**Problem:**
Please answer these questions from the learning-content outline below:
(a) How many modules does it list?
(b) Which module covers RAG poisoning and indirect prompt injection?
(c) What is needed to use the hands-on labs?

#### Selected excerpt ####

Learning content (no signup needed)
8 modules that take you from "how do LLMs even work" to "how do I break them":
- How LLMs work - tokenization, attention, generation
- System prompts - how they're assembled, why they're vulnerable
- RAG explained - retrieval pipelines, BM25, document injection, trust boundaries
- Tools & function calling - how LLMs invoke external functions and why that's an attack surface
- The Bare LLM - direct prompt injection techniques
- LLM + External Data - RAG poisoning and indirect prompt injection
- LLM + Tools - tool abuse, excessive agency, OWASP LLM06
- LLM + Defenses - bypassing system-level protections and defense-in-depth
Interactive diagrams and visual explanations throughout. The idea is: first you learn how these systems work, then you break them.
Hands-on labs (free account required)

#### Dataset excerpts ####

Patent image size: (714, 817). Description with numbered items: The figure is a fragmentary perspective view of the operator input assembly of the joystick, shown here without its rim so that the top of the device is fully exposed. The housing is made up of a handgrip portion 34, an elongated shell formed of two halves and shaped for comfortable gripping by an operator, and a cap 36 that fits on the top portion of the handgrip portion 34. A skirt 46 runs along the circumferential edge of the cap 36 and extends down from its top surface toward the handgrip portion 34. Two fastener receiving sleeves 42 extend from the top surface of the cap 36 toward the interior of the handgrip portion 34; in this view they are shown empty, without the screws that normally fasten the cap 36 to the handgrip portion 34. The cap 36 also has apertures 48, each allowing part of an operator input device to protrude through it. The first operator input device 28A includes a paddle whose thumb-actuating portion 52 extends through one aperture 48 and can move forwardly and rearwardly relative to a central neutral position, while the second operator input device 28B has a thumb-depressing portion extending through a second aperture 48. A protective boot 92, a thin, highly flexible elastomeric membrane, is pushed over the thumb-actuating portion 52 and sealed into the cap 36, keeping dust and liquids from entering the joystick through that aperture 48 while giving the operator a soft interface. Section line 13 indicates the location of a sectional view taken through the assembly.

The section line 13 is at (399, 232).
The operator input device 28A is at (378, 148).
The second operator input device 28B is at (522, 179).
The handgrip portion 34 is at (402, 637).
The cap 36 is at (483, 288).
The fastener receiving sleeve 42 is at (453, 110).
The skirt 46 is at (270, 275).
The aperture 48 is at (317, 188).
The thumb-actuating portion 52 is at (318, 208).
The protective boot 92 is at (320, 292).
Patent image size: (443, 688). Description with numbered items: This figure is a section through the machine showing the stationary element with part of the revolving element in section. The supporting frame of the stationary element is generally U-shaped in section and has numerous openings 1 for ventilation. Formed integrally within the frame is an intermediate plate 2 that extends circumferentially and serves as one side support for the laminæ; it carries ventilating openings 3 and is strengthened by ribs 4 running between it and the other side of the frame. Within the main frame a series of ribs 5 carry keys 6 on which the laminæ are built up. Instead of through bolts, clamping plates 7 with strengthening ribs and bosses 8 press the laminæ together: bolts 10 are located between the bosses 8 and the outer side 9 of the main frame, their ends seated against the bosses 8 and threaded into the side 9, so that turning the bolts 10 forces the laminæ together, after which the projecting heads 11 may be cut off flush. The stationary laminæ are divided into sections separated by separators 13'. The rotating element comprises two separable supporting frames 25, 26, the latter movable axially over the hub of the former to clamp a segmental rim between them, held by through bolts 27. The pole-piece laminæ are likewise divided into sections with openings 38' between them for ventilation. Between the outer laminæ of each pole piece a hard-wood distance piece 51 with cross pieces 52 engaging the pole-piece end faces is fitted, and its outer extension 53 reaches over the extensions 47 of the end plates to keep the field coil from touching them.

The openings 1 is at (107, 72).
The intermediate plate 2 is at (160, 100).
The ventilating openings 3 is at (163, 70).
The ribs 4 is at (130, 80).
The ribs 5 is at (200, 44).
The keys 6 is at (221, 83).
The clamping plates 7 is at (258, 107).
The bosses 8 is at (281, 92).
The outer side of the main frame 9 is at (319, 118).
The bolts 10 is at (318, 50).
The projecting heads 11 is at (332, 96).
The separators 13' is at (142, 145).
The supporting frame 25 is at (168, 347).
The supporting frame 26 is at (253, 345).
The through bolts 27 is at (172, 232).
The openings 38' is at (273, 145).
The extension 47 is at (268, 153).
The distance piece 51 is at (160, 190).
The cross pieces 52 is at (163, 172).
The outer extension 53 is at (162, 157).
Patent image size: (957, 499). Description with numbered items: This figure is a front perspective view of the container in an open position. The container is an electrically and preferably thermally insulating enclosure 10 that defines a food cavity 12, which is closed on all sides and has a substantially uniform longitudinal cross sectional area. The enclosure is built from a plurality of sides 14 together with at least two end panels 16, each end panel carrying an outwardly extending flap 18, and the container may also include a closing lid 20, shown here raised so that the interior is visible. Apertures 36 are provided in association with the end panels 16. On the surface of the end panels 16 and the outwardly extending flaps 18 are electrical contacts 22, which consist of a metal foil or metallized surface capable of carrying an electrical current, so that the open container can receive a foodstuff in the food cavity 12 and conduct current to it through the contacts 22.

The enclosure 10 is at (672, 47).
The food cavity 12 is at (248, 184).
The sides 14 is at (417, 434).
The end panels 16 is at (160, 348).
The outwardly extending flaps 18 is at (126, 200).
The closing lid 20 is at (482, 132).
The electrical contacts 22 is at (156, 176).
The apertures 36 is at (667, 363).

####

**Exercise answer:**
(a) 8
(b) LLM + External Data
(c) A free account